# Entries supplied start

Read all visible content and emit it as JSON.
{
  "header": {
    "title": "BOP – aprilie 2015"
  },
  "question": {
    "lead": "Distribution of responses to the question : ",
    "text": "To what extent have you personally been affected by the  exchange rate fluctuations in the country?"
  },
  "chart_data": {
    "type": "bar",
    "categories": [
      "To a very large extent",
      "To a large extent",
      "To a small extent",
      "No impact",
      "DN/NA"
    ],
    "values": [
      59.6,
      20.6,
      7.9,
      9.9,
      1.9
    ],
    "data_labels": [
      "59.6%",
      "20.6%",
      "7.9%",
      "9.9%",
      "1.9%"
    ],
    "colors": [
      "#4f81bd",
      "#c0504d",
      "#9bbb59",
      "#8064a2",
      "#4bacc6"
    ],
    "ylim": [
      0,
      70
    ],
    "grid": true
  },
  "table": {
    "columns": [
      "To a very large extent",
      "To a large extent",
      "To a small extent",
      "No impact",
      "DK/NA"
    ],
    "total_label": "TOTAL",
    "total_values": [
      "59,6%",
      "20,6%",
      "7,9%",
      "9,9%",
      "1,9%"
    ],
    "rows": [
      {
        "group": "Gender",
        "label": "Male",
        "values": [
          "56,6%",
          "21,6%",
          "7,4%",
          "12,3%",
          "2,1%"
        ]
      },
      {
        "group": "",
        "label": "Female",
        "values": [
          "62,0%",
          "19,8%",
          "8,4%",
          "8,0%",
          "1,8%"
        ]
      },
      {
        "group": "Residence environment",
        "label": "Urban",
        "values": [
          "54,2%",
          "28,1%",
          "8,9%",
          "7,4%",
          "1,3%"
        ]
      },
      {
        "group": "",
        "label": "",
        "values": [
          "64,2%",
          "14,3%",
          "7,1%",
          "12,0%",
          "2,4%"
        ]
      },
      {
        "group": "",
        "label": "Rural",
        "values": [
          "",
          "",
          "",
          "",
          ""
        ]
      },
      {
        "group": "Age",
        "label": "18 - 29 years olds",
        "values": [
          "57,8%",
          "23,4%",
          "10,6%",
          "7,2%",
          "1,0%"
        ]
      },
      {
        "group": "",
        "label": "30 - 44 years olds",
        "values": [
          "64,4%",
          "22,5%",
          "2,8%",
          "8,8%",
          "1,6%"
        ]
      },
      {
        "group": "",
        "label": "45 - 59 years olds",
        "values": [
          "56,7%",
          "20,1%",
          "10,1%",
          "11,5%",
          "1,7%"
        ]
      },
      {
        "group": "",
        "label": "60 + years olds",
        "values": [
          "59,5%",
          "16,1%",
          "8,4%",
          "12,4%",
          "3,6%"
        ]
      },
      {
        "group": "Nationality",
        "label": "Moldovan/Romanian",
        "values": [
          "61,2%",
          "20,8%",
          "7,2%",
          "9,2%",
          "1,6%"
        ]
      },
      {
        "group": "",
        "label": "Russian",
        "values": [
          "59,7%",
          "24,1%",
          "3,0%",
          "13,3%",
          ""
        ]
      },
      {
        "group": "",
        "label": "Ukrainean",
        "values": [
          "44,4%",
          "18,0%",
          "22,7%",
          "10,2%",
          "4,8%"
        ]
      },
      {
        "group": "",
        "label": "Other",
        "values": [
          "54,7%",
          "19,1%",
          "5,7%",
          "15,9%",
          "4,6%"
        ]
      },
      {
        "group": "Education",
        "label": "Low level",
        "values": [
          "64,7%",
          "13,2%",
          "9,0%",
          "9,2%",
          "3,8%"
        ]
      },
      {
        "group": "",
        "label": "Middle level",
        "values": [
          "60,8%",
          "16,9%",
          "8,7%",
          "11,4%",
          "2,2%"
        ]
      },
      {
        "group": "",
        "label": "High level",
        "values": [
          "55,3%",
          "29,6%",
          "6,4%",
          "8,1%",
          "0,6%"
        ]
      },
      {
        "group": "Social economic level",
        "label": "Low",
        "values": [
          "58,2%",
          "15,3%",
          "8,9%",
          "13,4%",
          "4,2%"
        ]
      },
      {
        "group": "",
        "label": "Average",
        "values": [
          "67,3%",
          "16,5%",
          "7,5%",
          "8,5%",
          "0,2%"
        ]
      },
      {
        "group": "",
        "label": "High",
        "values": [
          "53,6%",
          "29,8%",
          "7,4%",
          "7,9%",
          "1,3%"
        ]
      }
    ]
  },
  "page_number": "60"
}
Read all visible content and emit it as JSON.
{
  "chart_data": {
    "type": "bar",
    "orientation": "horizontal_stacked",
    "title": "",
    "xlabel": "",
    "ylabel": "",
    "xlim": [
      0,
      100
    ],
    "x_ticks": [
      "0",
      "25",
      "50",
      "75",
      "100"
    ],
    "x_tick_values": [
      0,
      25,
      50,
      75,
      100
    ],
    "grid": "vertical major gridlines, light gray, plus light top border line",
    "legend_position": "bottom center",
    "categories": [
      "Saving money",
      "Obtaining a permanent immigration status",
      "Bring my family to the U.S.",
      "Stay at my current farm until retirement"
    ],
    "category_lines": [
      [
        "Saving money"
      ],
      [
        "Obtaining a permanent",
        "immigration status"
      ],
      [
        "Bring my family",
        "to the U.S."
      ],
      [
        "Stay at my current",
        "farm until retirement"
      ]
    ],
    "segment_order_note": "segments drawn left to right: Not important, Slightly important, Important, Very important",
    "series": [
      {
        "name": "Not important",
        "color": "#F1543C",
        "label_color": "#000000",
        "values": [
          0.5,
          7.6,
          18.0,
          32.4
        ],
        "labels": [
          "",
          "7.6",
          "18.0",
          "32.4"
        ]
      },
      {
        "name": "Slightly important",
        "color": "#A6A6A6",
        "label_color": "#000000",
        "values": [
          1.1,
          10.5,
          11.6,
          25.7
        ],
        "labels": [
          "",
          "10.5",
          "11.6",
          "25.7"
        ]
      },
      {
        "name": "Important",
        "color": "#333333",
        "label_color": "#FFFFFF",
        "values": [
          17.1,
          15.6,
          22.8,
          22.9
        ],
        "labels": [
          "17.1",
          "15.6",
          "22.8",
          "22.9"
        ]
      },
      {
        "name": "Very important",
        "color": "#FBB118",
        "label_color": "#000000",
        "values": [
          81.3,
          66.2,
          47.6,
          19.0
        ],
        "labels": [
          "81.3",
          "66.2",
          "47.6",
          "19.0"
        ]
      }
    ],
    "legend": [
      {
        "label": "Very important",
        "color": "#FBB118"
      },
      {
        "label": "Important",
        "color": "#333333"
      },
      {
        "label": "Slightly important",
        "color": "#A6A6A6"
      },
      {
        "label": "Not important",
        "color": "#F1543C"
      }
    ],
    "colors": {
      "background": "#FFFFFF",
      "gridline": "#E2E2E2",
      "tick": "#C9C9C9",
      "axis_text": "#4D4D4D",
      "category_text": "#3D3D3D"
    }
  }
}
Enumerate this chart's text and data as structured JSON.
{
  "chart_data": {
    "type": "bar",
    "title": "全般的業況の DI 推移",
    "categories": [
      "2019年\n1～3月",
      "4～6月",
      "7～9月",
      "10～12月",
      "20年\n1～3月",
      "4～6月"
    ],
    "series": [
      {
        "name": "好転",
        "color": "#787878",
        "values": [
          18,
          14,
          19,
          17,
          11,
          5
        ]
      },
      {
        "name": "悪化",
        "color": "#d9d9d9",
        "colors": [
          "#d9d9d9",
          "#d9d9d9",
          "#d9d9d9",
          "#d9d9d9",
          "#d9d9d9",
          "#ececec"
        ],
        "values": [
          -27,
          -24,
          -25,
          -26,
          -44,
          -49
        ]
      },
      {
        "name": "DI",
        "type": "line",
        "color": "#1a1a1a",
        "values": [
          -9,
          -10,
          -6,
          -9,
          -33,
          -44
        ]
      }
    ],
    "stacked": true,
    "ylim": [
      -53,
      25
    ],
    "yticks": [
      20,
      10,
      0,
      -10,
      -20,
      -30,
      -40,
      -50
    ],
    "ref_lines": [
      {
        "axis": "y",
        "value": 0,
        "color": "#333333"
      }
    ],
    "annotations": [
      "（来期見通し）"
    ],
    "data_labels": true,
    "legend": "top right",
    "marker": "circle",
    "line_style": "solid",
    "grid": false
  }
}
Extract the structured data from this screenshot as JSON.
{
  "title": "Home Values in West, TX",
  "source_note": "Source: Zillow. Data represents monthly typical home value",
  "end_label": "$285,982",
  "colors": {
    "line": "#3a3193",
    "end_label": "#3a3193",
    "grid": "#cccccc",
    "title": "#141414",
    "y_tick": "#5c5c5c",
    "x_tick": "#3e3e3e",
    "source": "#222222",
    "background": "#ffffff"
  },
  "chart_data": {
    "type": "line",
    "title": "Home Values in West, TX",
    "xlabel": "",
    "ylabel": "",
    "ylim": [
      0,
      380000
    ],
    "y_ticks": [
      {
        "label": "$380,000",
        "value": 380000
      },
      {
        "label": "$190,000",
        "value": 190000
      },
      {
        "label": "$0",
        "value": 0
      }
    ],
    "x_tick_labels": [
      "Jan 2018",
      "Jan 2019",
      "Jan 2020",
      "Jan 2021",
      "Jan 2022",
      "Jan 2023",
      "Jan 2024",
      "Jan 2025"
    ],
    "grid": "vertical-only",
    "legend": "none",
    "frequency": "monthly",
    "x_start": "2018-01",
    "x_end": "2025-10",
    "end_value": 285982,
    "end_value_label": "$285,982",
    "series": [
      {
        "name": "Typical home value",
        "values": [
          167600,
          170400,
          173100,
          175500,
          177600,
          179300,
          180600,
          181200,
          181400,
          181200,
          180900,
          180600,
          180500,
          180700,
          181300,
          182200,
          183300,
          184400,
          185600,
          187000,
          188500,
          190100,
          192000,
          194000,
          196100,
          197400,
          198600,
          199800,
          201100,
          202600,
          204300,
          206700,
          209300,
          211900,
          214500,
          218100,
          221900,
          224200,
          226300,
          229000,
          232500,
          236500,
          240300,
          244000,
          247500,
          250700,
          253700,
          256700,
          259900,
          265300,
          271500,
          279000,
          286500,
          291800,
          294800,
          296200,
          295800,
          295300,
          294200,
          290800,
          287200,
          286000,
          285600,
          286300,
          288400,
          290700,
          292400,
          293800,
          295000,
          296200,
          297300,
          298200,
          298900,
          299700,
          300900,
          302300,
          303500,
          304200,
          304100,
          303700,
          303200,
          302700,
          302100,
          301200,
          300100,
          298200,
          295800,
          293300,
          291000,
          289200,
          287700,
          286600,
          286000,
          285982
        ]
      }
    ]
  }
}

# Entries supplied end

> _Given exercise_
Search the data for "background". Copy every line that has it.

> _Correct answer_
      "background": "#FFFFFF",
    "background": "#ffffff"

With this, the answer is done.